→ What this task involves
Copy out every line in the entries below that includes "SPECIALIZZAZIONE".

[Part of a data file]
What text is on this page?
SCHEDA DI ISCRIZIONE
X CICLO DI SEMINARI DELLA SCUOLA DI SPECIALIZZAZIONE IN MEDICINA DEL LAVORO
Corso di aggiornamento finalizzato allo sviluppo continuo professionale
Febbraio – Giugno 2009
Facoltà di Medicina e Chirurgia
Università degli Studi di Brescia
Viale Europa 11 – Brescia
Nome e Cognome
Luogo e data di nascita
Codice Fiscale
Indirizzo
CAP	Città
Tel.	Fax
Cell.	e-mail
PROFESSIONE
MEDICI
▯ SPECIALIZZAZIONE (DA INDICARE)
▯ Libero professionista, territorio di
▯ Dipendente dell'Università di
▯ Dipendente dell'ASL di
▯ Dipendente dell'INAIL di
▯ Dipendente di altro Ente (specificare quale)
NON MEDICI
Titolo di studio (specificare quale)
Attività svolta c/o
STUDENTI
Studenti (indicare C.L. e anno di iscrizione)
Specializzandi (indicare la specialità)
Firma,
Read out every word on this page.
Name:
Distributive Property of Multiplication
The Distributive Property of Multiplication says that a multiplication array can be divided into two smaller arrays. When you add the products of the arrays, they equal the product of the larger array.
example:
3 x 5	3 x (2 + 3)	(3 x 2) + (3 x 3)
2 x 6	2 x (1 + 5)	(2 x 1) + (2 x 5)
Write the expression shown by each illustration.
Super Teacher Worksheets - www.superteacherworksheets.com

→ Finished task
X CICLO DI SEMINARI DELLA SCUOLA DI SPECIALIZZAZIONE IN MEDICINA DEL LAVORO
▯ SPECIALIZZAZIONE (DA INDICARE)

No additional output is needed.